> [Aim]:
Rewrite the records between the lines holding "list all visible" and "staticText: PDF document, version", inclusive, substituting "Media-Type" for "MIME-Type" and leaving everything else unchanged. Omit the pictures from your answer.

> [Rows]:
________________________
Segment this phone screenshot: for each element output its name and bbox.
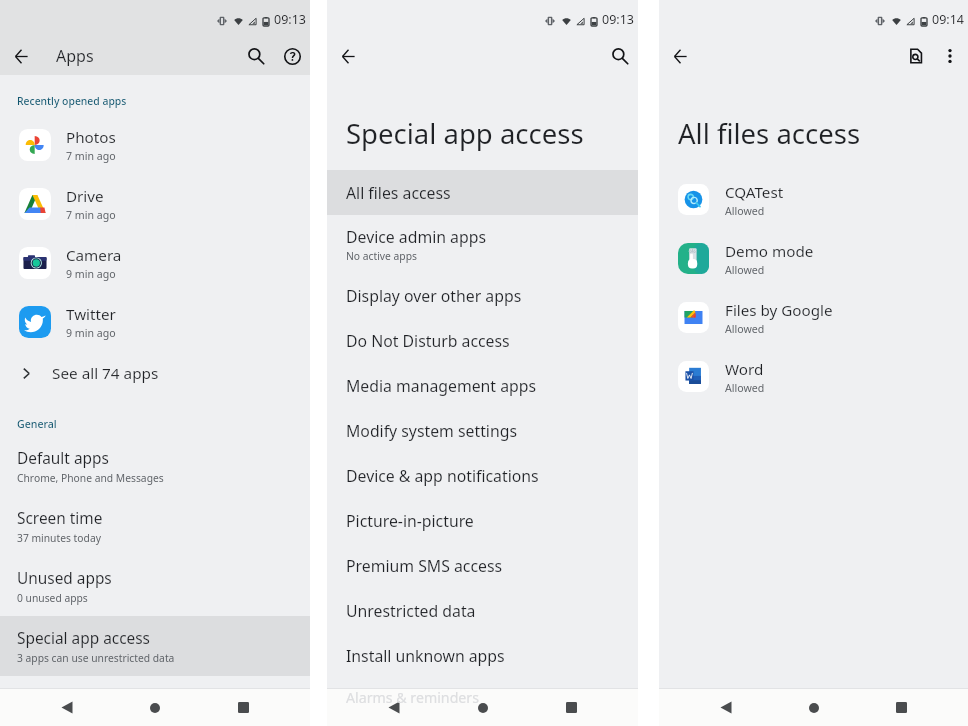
________________________
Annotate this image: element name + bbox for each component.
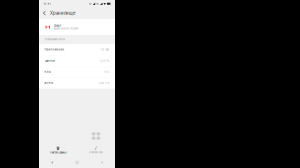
________________________
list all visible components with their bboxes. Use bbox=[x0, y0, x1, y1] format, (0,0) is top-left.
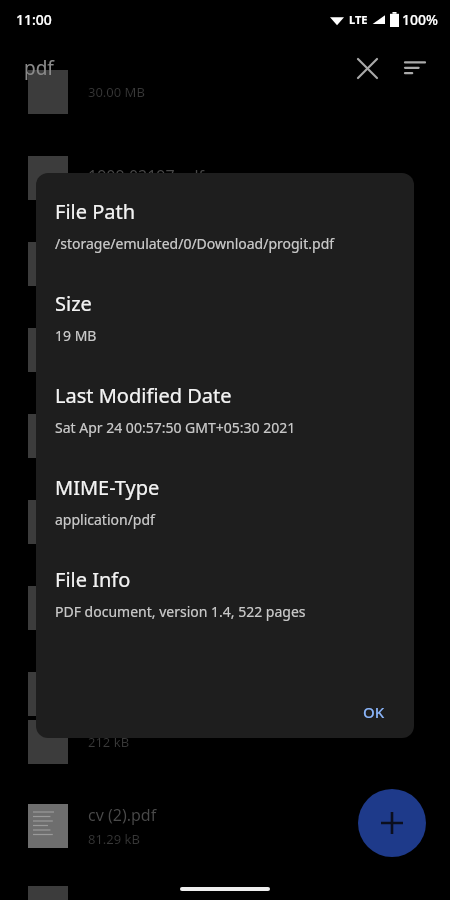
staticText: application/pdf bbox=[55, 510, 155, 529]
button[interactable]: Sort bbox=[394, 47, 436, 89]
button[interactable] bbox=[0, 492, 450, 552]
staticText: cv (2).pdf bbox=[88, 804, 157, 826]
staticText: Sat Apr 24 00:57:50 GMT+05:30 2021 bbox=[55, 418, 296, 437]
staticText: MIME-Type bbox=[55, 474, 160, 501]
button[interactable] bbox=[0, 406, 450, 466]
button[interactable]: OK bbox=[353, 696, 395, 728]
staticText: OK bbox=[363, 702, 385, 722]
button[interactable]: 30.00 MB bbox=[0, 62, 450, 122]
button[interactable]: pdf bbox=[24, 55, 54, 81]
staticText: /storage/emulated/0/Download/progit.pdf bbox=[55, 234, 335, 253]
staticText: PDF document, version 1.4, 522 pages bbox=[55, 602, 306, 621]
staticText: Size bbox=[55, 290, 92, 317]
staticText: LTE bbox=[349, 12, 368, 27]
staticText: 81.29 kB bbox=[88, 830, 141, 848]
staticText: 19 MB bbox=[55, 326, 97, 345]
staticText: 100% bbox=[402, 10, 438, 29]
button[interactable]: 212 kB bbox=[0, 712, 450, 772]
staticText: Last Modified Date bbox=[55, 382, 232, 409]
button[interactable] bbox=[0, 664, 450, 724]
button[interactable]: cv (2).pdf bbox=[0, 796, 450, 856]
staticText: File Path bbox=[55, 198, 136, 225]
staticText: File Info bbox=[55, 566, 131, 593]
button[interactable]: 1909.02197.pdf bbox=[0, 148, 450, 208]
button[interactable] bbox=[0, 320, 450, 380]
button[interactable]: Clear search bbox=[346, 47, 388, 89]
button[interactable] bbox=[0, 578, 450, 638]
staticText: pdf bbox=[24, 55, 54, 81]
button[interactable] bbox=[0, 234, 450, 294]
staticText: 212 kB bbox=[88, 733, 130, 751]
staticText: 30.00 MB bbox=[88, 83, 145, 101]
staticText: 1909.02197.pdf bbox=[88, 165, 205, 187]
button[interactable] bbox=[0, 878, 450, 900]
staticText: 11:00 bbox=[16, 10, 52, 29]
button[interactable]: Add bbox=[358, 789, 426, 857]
________________________
> [Result of the task]:
list all visible components with their bboxes. Use bbox=[x0, y0, x1, y1] format, (0,0) is top-left.
staticText: application/pdf bbox=[55, 510, 155, 529]
button[interactable]: Sort bbox=[394, 47, 436, 89]
button[interactable] bbox=[0, 492, 450, 552]
staticText: cv (2).pdf bbox=[88, 804, 157, 826]
staticText: Sat Apr 24 00:57:50 GMT+05:30 2021 bbox=[55, 418, 296, 437]
staticText: Media-Type bbox=[55, 474, 160, 501]
button[interactable] bbox=[0, 406, 450, 466]
button[interactable]: OK bbox=[353, 696, 395, 728]
staticText: OK bbox=[363, 702, 385, 722]
button[interactable]: 30.00 MB bbox=[0, 62, 450, 122]
button[interactable]: pdf bbox=[24, 55, 54, 81]
staticText: /storage/emulated/0/Download/progit.pdf bbox=[55, 234, 335, 253]
staticText: PDF document, version 1.4, 522 pages bbox=[55, 602, 306, 621]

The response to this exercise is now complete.